» **What is being asked**: Check every line below for the word "dans" and copy the ones that have it.

» **Provided records**:
— Begin —
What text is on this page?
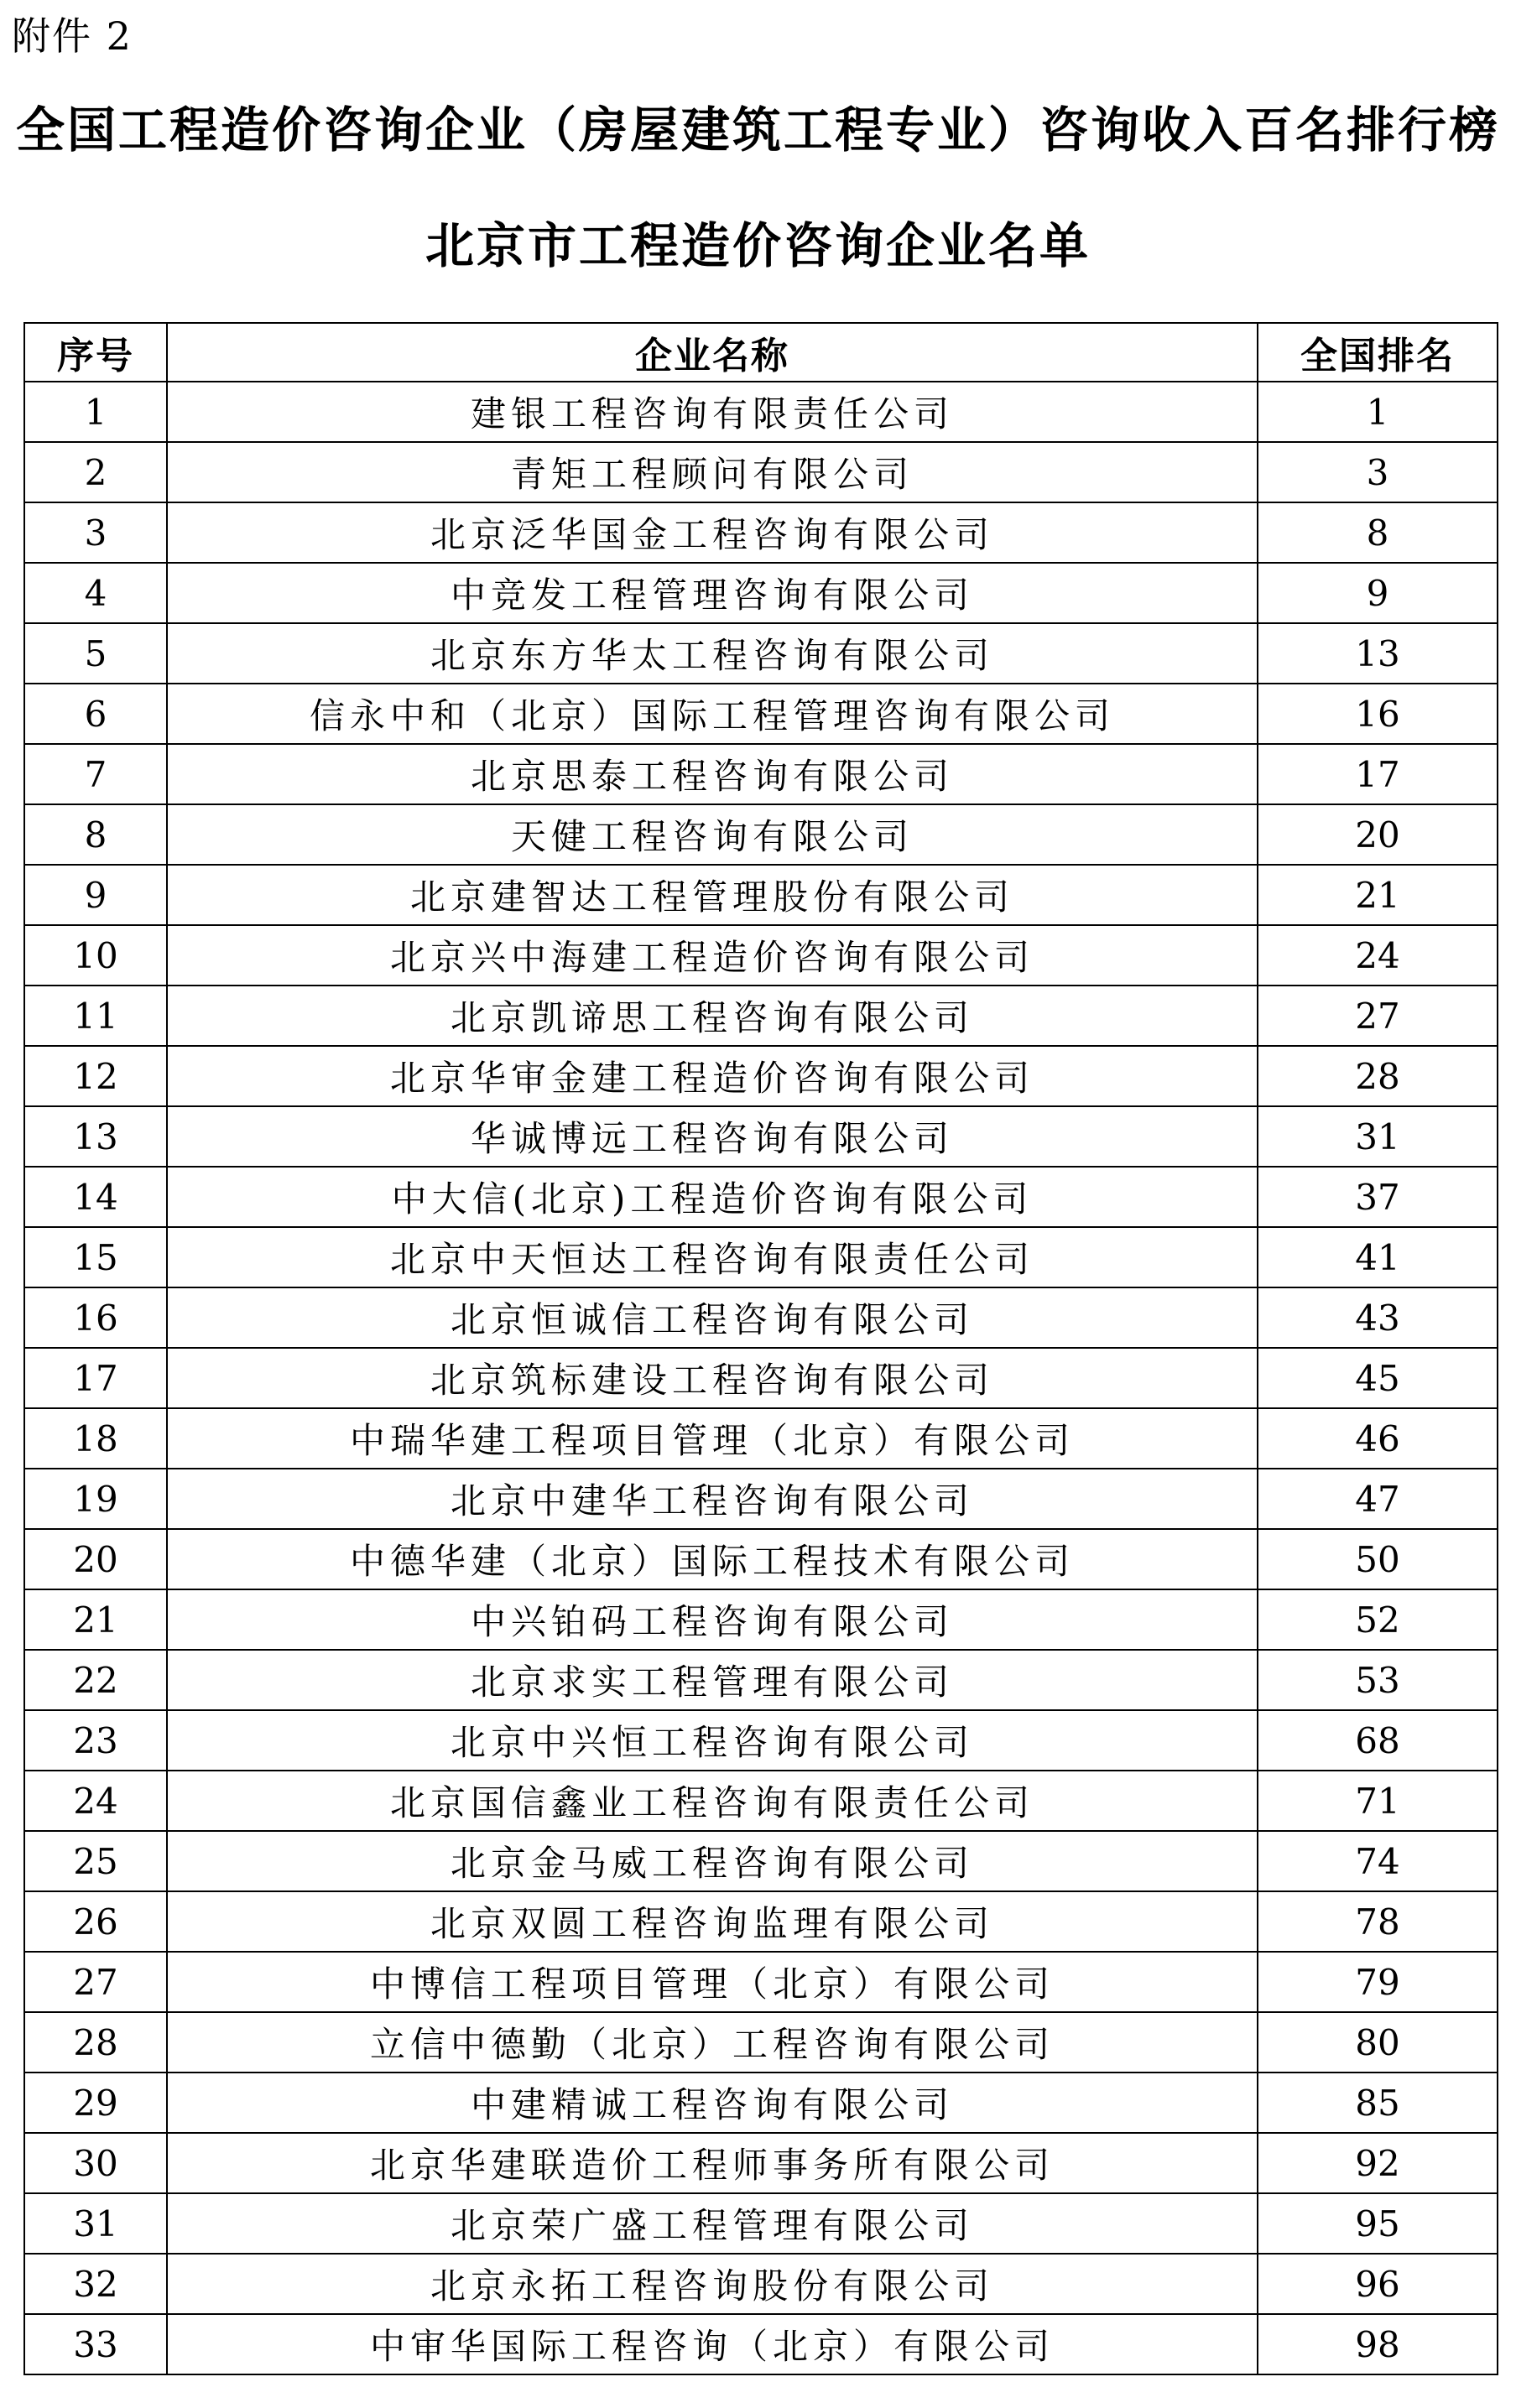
附件 2
全国工程造价咨询企业（房屋建筑工程专业）咨询收入百名排行榜
北京市工程造价咨询企业名单
序号	企业名称	全国排名
1	建银工程咨询有限责任公司	1
2	青矩工程顾问有限公司	3
3	北京泛华国金工程咨询有限公司	8
4	中竞发工程管理咨询有限公司	9
5	北京东方华太工程咨询有限公司	13
6	信永中和（北京）国际工程管理咨询有限公司	16
7	北京思泰工程咨询有限公司	17
8	天健工程咨询有限公司	20
9	北京建智达工程管理股份有限公司	21
10	北京兴中海建工程造价咨询有限公司	24
11	北京凯谛思工程咨询有限公司	27
12	北京华审金建工程造价咨询有限公司	28
13	华诚博远工程咨询有限公司	31
14	中大信(北京)工程造价咨询有限公司	37
15	北京中天恒达工程咨询有限责任公司	41
16	北京恒诚信工程咨询有限公司	43
17	北京筑标建设工程咨询有限公司	45
18	中瑞华建工程项目管理（北京）有限公司	46
19	北京中建华工程咨询有限公司	47
20	中德华建（北京）国际工程技术有限公司	50
21	中兴铂码工程咨询有限公司	52
22	北京求实工程管理有限公司	53
23	北京中兴恒工程咨询有限公司	68
24	北京国信鑫业工程咨询有限责任公司	71
25	北京金马威工程咨询有限公司	74
26	北京双圆工程咨询监理有限公司	78
27	中博信工程项目管理（北京）有限公司	79
28	立信中德勤（北京）工程咨询有限公司	80
29	中建精诚工程咨询有限公司	85
30	北京华建联造价工程师事务所有限公司	92
31	北京荣广盛工程管理有限公司	95
32	北京永拓工程咨询股份有限公司	96
33	中审华国际工程咨询（北京）有限公司	98
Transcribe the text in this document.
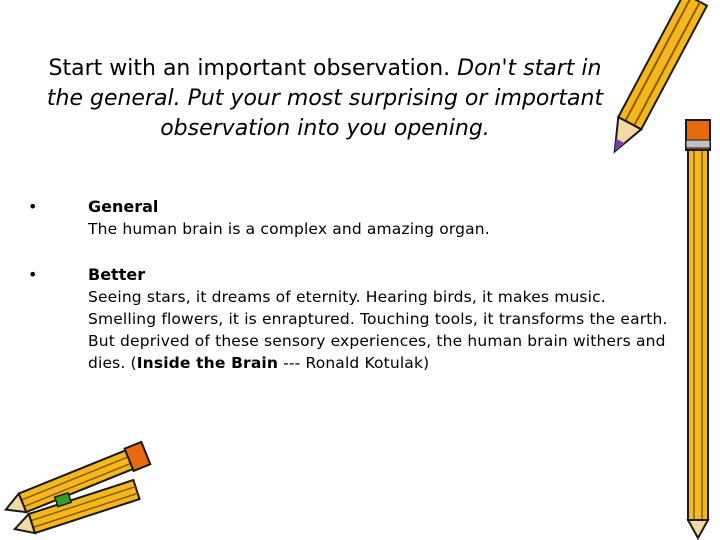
Start with an important observation. Don't start in the general. Put your most surprising or important observation into you opening.
•	General
The human brain is a complex and amazing organ.
•	Better
Seeing stars, it dreams of eternity. Hearing birds, it makes music. Smelling flowers, it is enraptured. Touching tools, it transforms the earth. But deprived of these sensory experiences, the human brain withers and dies. (Inside the Brain --- Ronald Kotulak)
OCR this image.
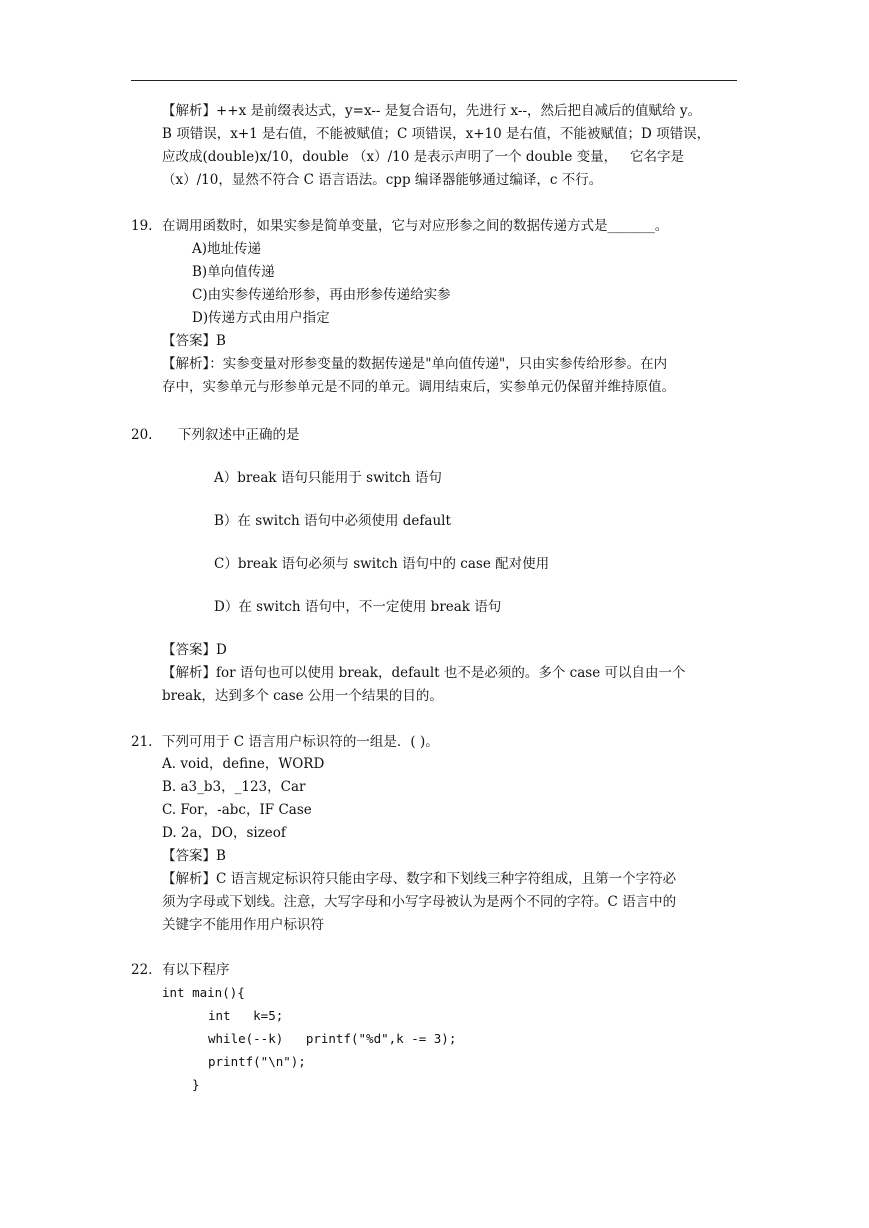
【解析】++x 是前缀表达式，y=x-- 是复合语句，先进行 x--，然后把自减后的值赋给 y。
B 项错误，x+1 是右值，不能被赋值；C 项错误，x+10 是右值，不能被赋值；D 项错误，
应改成(double)x/10，double （x）/10 是表示声明了一个 double 变量，   它名字是
（x）/10，显然不符合 C 语言语法。cpp 编译器能够通过编译，c 不行。
19. 在调用函数时，如果实参是简单变量，它与对应形参之间的数据传递方式是_______。
A)地址传递
B)单向值传递
C)由实参传递给形参，再由形参传递给实参
D)传递方式由用户指定
【答案】B
【解析】：实参变量对形参变量的数据传递是"单向值传递"，只由实参传给形参。在内
存中，实参单元与形参单元是不同的单元。调用结束后，实参单元仍保留并维持原值。
20. 下列叙述中正确的是
A）break 语句只能用于 switch 语句
B）在 switch 语句中必须使用 default
C）break 语句必须与 switch 语句中的 case 配对使用
D）在 switch 语句中，不一定使用 break 语句
【答案】D
【解析】for 语句也可以使用 break，default 也不是必须的。多个 case 可以自由一个
break，达到多个 case 公用一个结果的目的。
21. 下列可用于 C 语言用户标识符的一组是．( )。
A. void，define，WORD
B. a3_b3，_123，Car
C. For，-abc，IF Case
D. 2a，DO，sizeof
【答案】B
【解析】C 语言规定标识符只能由字母、数字和下划线三种字符组成，且第一个字符必
须为字母或下划线。注意，大写字母和小写字母被认为是两个不同的字符。C 语言中的
关键字不能用作用户标识符
22. 有以下程序
int main(){
int   k=5;
while(--k)   printf("%d",k -= 3);
printf("\n");
}
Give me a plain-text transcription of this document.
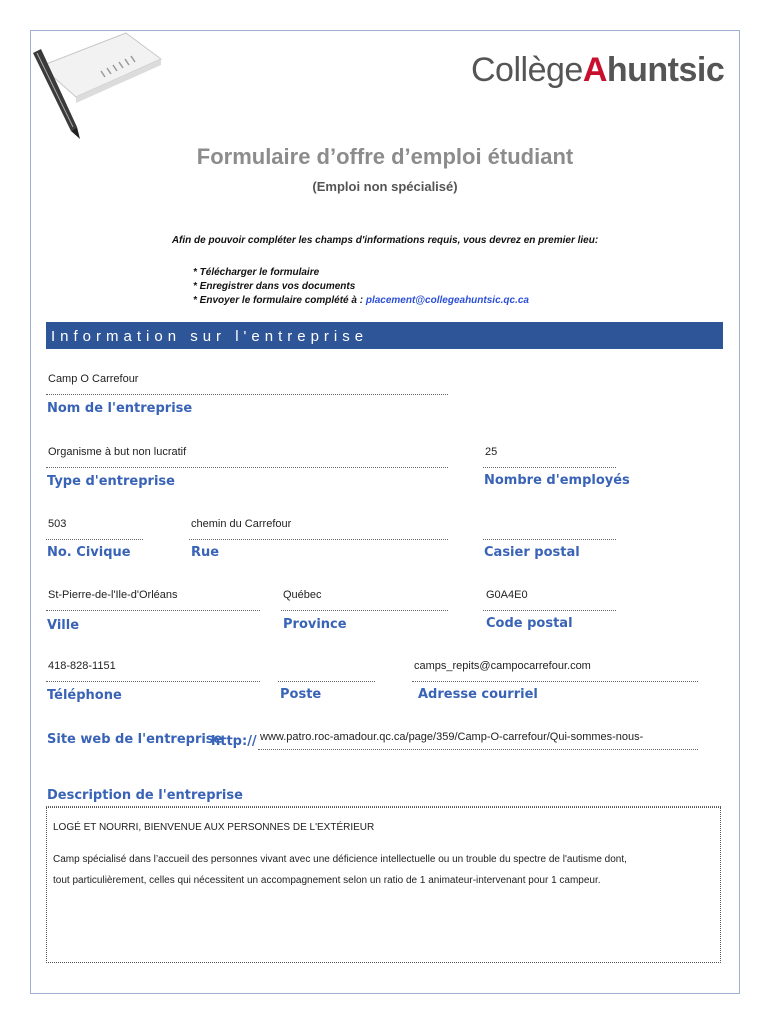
CollègeAhuntsic
Formulaire d’offre d’emploi étudiant
(Emploi non spécialisé)
Afin de pouvoir compléter les champs d'informations requis, vous devrez en premier lieu:
* Télécharger le formulaire
* Enregistrer dans vos documents
* Envoyer le formulaire complété à : placement@collegeahuntsic.qc.ca
Information sur l'entreprise
Camp O Carrefour
Nom de l'entreprise
Organisme à but non lucratif
Type d'entreprise
25
Nombre d'employés
503
No. Civique
chemin du Carrefour
Rue	Casier postal
St-Pierre-de-l'Ile-d'Orléans
Ville
Québec
Province
G0A4E0
Code postal
418-828-1151
Téléphone	Poste
camps_repits@campocarrefour.com
Adresse courriel
Site web de l'entreprise
http:// www.patro.roc-amadour.qc.ca/page/359/Camp-O-carrefour/Qui-sommes-nous-
Description de l'entreprise
LOGÉ ET NOURRI, BIENVENUE AUX PERSONNES DE L'EXTÉRIEUR
Camp spécialisé dans l’accueil des personnes vivant avec une déficience intellectuelle ou un trouble du spectre de l'autisme dont,
tout particulièrement, celles qui nécessitent un accompagnement selon un ratio de 1 animateur-intervenant pour 1 campeur.
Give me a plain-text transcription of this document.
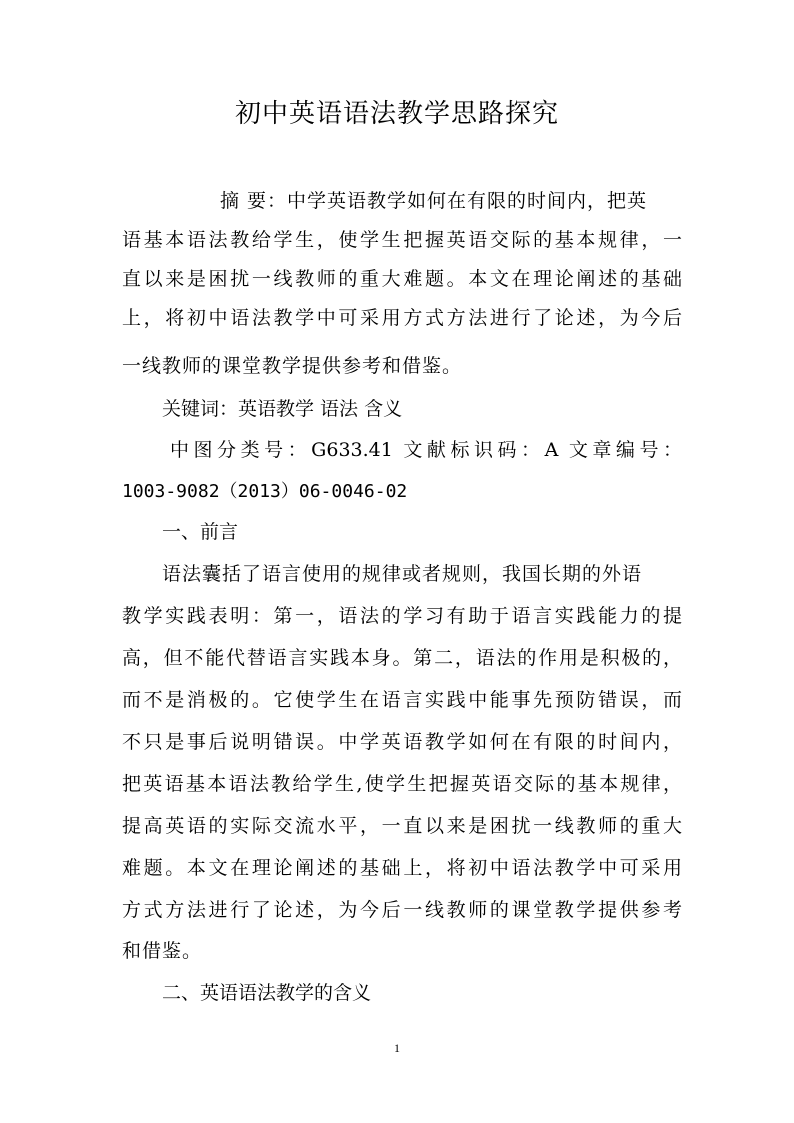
初中英语语法教学思路探究
摘 要：中学英语教学如何在有限的时间内，把英
语基本语法教给学生，使学生把握英语交际的基本规律，一
直以来是困扰一线教师的重大难题。本文在理论阐述的基础
上，将初中语法教学中可采用方式方法进行了论述，为今后
一线教师的课堂教学提供参考和借鉴。
关键词：英语教学 语法 含义
中图分类号：G633.41 文献标识码：A 文章编号：
1003-9082（2013）06-0046-02
一、前言
语法囊括了语言使用的规律或者规则，我国长期的外语
教学实践表明：第一，语法的学习有助于语言实践能力的提
高，但不能代替语言实践本身。第二，语法的作用是积极的，
而不是消极的。它使学生在语言实践中能事先预防错误，而
不只是事后说明错误。中学英语教学如何在有限的时间内，
把英语基本语法教给学生,使学生把握英语交际的基本规律，
提高英语的实际交流水平，一直以来是困扰一线教师的重大
难题。本文在理论阐述的基础上，将初中语法教学中可采用
方式方法进行了论述，为今后一线教师的课堂教学提供参考
和借鉴。
二、英语语法教学的含义
1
— End —
» **Solution**:
* Enregistrer dans vos documents
Camp spécialisé dans l’accueil des personnes vivant avec une déficience intellectuelle ou un trouble du spectre de l'autisme dont,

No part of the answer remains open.